> Records:

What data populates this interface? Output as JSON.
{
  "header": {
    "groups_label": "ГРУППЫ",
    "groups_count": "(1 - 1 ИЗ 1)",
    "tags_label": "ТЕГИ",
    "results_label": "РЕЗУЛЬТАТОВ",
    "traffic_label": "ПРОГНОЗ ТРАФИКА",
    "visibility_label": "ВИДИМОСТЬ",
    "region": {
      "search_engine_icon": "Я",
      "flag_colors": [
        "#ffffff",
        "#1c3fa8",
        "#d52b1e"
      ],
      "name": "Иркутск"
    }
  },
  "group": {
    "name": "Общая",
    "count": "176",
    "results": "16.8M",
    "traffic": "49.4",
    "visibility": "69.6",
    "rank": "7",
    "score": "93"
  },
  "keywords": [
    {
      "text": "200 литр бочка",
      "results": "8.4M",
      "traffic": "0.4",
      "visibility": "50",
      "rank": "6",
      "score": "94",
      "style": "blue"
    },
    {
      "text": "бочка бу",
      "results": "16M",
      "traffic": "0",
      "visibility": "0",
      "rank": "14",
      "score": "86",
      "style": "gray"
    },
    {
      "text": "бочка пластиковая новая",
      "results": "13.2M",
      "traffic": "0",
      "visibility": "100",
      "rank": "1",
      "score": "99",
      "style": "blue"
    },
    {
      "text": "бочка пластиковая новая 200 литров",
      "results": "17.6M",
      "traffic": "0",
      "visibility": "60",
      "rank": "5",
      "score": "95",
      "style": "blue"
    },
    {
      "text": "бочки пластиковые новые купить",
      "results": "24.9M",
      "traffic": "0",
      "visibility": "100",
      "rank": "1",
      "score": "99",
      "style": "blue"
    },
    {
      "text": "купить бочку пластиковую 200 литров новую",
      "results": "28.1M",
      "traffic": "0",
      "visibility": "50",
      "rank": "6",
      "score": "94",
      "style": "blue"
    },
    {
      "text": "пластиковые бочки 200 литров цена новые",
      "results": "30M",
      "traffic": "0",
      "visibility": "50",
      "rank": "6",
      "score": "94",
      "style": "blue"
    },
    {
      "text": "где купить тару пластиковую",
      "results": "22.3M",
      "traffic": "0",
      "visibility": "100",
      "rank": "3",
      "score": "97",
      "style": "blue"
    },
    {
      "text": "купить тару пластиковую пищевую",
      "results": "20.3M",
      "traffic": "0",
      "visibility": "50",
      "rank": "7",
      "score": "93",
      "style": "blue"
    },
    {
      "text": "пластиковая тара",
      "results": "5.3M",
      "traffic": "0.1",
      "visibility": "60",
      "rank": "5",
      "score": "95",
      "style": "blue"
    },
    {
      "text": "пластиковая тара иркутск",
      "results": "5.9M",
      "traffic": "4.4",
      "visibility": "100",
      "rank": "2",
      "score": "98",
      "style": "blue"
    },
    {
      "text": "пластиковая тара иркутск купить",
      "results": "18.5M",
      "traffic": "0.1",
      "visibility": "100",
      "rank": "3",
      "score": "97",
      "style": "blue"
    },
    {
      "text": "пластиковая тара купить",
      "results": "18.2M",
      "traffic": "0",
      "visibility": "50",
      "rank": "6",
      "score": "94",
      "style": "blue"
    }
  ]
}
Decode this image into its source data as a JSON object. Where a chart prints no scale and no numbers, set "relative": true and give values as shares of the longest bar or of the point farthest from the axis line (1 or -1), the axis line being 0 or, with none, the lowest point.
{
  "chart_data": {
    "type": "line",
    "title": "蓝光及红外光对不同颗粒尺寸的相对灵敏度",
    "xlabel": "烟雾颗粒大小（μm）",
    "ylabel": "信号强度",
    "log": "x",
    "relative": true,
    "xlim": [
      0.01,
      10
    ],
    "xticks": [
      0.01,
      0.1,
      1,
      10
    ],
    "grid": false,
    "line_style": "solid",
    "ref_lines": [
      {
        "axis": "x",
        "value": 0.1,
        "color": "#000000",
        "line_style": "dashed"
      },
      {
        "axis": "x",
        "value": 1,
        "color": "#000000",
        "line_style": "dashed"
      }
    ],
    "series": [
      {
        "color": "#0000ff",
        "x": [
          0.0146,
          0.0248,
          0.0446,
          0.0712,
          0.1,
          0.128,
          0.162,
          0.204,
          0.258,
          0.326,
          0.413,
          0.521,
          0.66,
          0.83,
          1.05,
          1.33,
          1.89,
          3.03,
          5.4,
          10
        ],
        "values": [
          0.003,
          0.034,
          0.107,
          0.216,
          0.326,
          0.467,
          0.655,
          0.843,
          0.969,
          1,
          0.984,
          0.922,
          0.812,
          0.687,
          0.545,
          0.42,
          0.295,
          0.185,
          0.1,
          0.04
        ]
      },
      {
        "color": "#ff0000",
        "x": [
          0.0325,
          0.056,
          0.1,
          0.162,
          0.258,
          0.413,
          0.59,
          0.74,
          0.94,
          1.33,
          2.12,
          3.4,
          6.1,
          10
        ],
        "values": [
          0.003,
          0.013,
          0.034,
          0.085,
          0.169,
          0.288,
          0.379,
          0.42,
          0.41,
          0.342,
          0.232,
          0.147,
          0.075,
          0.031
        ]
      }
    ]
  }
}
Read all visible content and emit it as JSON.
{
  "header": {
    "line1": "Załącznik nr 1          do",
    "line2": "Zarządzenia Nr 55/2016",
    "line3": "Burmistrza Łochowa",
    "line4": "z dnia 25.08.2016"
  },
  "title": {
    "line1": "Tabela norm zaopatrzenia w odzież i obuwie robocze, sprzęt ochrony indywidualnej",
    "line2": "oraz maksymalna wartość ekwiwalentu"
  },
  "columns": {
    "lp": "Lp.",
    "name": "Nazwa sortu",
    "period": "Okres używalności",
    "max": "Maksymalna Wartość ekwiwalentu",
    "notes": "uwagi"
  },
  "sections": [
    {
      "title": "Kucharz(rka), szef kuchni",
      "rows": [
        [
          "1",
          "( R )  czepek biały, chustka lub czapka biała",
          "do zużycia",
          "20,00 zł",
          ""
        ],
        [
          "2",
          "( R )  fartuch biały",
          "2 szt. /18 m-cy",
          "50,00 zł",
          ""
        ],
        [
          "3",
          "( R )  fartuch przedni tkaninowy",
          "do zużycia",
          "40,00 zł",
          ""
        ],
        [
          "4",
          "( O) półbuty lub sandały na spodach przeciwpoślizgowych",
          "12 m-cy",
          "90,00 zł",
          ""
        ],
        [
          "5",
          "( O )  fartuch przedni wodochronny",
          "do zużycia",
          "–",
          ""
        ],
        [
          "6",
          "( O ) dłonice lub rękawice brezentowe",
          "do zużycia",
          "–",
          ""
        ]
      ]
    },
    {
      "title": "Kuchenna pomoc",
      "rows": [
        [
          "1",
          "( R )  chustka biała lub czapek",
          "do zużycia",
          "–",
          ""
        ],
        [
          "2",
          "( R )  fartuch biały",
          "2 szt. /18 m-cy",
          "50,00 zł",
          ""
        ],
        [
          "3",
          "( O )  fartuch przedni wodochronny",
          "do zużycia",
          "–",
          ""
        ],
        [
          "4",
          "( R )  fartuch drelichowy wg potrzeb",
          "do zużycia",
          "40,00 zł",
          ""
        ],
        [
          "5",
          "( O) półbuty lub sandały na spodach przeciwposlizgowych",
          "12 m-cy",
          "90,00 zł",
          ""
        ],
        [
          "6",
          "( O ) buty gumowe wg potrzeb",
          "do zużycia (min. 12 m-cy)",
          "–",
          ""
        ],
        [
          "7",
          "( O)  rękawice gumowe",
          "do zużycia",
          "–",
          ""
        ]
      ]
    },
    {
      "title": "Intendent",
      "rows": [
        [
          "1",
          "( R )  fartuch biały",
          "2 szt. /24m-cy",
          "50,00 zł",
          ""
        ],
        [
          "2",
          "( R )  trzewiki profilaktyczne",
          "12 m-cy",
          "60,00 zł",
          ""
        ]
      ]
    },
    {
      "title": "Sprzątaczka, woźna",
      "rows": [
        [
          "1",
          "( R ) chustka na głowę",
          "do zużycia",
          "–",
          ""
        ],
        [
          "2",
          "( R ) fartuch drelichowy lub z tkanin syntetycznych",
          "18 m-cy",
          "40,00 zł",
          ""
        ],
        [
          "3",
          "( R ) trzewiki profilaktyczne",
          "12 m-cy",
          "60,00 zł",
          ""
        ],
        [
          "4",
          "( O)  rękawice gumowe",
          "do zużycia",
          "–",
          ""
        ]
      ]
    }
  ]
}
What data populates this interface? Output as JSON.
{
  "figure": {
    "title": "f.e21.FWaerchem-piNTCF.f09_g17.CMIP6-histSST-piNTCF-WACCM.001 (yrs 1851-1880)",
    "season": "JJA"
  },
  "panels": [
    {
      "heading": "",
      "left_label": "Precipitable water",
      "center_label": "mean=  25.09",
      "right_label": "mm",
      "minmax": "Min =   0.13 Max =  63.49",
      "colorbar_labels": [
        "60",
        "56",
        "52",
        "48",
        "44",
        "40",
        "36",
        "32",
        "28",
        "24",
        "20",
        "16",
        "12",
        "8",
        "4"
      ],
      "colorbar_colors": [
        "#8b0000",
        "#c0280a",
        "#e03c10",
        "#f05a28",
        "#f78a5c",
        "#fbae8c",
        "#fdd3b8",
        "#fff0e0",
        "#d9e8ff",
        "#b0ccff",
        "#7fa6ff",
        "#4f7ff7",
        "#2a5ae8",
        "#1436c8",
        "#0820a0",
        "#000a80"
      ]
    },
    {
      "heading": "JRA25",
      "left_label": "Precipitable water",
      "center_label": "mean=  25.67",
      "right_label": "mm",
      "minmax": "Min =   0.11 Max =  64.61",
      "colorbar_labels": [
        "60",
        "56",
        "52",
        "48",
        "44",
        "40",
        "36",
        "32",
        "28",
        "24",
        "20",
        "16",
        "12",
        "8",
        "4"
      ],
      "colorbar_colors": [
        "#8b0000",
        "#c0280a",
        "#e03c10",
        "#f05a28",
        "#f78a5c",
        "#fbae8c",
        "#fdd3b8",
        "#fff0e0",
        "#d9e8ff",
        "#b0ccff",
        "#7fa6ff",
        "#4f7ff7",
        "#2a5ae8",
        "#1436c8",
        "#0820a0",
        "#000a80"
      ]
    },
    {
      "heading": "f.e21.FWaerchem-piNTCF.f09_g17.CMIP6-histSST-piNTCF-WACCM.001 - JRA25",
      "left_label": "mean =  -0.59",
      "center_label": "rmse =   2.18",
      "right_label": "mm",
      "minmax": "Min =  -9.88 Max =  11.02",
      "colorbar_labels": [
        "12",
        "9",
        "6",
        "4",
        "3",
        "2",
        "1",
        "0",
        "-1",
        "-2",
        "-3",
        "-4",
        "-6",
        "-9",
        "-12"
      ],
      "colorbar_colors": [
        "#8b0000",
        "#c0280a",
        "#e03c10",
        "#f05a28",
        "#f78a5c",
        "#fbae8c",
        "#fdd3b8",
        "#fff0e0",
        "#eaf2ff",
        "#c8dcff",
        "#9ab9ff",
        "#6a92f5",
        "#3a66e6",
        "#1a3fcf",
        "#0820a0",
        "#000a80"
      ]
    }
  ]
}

> AIM OF THE EXERCISE:
Using the material above, count the lines containing the word "бочки". Reply with the number alone.

> PROBLEM SOLUTION:
2